OBJECTIVE. Consider the data that follows and state how many lines contain the string "Device", using the number alone.

DATA IN THIS EXERCISE.
__________
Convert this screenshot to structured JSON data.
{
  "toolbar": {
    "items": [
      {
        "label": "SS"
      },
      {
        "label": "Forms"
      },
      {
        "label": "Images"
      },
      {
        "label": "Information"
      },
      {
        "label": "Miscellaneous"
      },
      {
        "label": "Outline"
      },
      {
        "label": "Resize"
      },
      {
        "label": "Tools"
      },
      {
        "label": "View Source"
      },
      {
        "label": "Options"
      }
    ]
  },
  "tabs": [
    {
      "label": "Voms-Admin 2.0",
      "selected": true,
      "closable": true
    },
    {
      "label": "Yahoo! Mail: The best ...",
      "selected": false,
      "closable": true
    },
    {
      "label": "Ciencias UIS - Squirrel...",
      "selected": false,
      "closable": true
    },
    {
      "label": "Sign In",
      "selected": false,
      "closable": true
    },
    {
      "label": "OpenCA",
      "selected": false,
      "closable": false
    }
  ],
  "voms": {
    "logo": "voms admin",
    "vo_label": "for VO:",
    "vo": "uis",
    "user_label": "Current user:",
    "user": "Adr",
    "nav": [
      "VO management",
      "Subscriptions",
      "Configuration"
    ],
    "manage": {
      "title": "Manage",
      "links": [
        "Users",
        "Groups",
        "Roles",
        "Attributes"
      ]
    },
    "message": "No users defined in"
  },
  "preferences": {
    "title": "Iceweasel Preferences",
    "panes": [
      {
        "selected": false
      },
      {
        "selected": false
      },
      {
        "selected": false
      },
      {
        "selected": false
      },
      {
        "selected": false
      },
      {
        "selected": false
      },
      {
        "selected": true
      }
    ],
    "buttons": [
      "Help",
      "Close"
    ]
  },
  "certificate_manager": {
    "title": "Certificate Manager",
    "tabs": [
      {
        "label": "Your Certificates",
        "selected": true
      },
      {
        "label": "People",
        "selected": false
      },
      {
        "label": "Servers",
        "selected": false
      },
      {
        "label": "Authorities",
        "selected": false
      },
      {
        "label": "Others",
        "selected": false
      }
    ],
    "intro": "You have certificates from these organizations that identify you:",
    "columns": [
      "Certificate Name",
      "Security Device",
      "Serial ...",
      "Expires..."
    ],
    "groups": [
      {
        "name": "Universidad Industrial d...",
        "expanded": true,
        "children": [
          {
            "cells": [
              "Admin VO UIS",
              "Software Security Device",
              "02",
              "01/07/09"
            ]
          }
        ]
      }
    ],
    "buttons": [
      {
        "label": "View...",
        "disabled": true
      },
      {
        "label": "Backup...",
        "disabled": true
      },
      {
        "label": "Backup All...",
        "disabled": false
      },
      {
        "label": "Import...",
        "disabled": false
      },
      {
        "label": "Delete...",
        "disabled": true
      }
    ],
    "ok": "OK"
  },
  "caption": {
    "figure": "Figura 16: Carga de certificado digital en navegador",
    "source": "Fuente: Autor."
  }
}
__________
OUTPUT BELOW. 2